▸ Job
Retype all of the listing exactly, passing over any picture you find.
-- start Material shown --
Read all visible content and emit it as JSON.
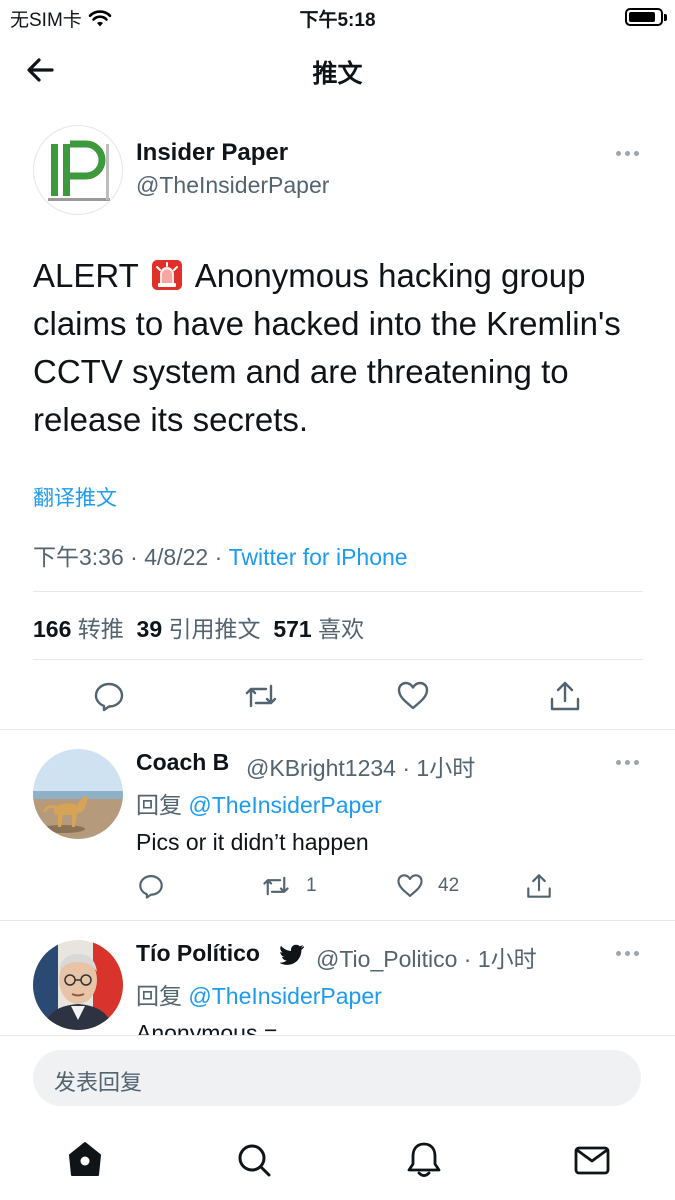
{
  "status_bar": {
    "carrier": "无SIM卡",
    "time": "下午5:18",
    "battery_level": 0.85
  },
  "nav": {
    "title": "推文",
    "back_icon": "arrow-left-icon"
  },
  "tweet": {
    "author_name": "Insider Paper",
    "author_handle": "@TheInsiderPaper",
    "avatar_logo_text": "IP",
    "text_before_emoji": "ALERT",
    "emoji": "siren-icon",
    "text_after_emoji": "Anonymous hacking group claims to have hacked into the Kremlin's CCTV system and are threatening to release its secrets.",
    "translate_label": "翻译推文",
    "time": "下午3:36",
    "date": "4/8/22",
    "separator": "·",
    "source": "Twitter for iPhone",
    "stats": {
      "retweets": "166",
      "retweets_label": "转推",
      "quotes": "39",
      "quotes_label": "引用推文",
      "likes": "571",
      "likes_label": "喜欢"
    },
    "actions": [
      "reply-icon",
      "retweet-icon",
      "like-icon",
      "share-icon"
    ]
  },
  "replies": [
    {
      "name": "Coach B",
      "handle": "@KBright1234",
      "separator": "·",
      "time": "1小时",
      "reply_prefix": "回复",
      "reply_to": "@TheInsiderPaper",
      "text": "Pics or it didn’t happen",
      "retweet_count": "1",
      "like_count": "42"
    },
    {
      "name": "Tío Político",
      "verified_icon": "bird-icon",
      "handle": "@Tio_Politico",
      "separator": "·",
      "time": "1小时",
      "reply_prefix": "回复",
      "reply_to": "@TheInsiderPaper",
      "text": "Anonymous ="
    }
  ],
  "compose": {
    "placeholder": "发表回复"
  },
  "tab_bar": [
    "home-icon",
    "search-icon",
    "notifications-icon",
    "messages-icon"
  ],
  "colors": {
    "accent": "#1d9bf0",
    "secondary_text": "#536471",
    "logo_green": "#3c9a3c"
  }
}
-- end Material shown --
▸ Solution to this exercise
Read all visible content and emit it as JSON.
{
  "status_bar": {
    "carrier": "无SIM卡",
    "time": "下午5:18",
    "battery_level": 0.85
  },
  "nav": {
    "title": "推文",
    "back_icon": "arrow-left-icon"
  },
  "tweet": {
    "author_name": "Insider Paper",
    "author_handle": "@TheInsiderPaper",
    "avatar_logo_text": "IP",
    "text_before_emoji": "ALERT",
    "emoji": "siren-icon",
    "text_after_emoji": "Anonymous hacking group claims to have hacked into the Kremlin's CCTV system and are threatening to release its secrets.",
    "translate_label": "翻译推文",
    "time": "下午3:36",
    "date": "4/8/22",
    "separator": "·",
    "source": "Twitter for iPhone",
    "stats": {
      "retweets": "166",
      "retweets_label": "转推",
      "quotes": "39",
      "quotes_label": "引用推文",
      "likes": "571",
      "likes_label": "喜欢"
    },
    "actions": [
      "reply-icon",
      "retweet-icon",
      "like-icon",
      "share-icon"
    ]
  },
  "replies": [
    {
      "name": "Coach B",
      "handle": "@KBright1234",
      "separator": "·",
      "time": "1小时",
      "reply_prefix": "回复",
      "reply_to": "@TheInsiderPaper",
      "text": "Pics or it didn’t happen",
      "retweet_count": "1",
      "like_count": "42"
    },
    {
      "name": "Tío Político",
      "verified_icon": "bird-icon",
      "handle": "@Tio_Politico",
      "separator": "·",
      "time": "1小时",
      "reply_prefix": "回复",
      "reply_to": "@TheInsiderPaper",
      "text": "Anonymous ="
    }
  ],
  "compose": {
    "placeholder": "发表回复"
  },
  "tab_bar": [
    "home-icon",
    "search-icon",
    "notifications-icon",
    "messages-icon"
  ],
  "colors": {
    "accent": "#1d9bf0",
    "secondary_text": "#536471",
    "logo_green": "#3c9a3c"
  }
}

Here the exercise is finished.